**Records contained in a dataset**

>> Start

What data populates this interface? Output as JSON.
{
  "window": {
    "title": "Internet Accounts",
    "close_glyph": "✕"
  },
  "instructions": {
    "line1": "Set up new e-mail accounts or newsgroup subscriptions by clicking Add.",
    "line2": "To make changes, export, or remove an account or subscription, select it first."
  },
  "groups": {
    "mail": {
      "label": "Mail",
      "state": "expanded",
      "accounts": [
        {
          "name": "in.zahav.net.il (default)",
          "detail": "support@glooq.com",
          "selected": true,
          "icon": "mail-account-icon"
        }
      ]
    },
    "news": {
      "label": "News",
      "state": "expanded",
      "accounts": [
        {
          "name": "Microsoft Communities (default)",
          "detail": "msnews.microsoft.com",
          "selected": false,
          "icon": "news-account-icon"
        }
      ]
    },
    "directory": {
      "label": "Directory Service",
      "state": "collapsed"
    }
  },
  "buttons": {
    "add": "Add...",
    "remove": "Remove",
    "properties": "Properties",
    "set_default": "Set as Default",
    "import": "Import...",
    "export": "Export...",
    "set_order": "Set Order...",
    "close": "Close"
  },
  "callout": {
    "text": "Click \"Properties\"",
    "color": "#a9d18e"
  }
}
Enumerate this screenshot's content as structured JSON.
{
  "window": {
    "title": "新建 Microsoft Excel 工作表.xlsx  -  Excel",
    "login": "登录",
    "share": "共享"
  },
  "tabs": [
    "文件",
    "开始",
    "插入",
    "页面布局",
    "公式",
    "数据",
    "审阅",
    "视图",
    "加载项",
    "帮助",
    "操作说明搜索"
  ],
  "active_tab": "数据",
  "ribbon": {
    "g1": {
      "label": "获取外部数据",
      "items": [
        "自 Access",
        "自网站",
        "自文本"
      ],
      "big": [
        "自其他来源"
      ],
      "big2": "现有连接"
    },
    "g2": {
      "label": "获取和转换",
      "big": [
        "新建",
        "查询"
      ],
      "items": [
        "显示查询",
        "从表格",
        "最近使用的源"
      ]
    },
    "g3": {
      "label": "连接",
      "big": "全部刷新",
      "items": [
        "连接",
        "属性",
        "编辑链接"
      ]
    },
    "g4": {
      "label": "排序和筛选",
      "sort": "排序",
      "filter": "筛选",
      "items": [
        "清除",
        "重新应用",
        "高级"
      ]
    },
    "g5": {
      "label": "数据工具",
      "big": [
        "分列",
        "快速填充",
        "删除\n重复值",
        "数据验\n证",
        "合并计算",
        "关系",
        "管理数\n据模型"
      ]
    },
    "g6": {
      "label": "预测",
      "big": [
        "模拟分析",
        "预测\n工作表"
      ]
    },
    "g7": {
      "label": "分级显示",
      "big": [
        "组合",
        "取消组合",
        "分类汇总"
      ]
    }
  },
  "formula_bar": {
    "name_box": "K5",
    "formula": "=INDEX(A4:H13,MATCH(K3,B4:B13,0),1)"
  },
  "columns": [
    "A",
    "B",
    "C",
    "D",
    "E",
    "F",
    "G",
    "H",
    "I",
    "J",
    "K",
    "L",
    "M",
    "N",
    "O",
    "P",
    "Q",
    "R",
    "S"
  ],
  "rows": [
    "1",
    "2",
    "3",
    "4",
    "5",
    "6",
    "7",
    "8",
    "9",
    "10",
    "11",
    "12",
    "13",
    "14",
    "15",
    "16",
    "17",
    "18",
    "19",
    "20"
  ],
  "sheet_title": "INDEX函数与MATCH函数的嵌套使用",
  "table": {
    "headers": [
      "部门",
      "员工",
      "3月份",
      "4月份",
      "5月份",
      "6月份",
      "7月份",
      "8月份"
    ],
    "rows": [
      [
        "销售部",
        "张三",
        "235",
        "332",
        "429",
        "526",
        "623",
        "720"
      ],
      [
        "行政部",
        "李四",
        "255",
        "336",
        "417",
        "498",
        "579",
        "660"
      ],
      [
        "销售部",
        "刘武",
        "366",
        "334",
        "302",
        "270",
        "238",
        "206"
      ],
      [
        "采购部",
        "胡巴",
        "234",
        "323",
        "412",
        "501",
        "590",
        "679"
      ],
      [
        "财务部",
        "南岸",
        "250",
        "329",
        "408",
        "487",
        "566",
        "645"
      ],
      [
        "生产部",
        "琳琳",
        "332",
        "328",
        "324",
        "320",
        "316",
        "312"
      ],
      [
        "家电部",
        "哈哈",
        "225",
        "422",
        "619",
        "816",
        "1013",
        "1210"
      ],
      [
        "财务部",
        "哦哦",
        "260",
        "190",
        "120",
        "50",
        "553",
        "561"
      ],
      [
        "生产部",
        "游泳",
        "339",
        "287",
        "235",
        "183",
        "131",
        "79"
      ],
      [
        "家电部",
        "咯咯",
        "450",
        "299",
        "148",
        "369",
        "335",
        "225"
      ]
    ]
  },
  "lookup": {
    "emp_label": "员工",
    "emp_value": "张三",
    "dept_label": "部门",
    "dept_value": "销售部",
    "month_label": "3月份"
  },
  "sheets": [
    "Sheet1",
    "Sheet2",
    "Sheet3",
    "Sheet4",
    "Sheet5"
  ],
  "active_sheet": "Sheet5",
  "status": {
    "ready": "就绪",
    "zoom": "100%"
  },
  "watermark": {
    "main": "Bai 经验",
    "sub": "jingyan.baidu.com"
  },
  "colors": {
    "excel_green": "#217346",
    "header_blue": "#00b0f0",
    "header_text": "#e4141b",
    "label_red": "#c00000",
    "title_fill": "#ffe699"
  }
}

>> End

**Aim of the task**
Report the number of lines holding the string "detail", without any other words.

**Result**
2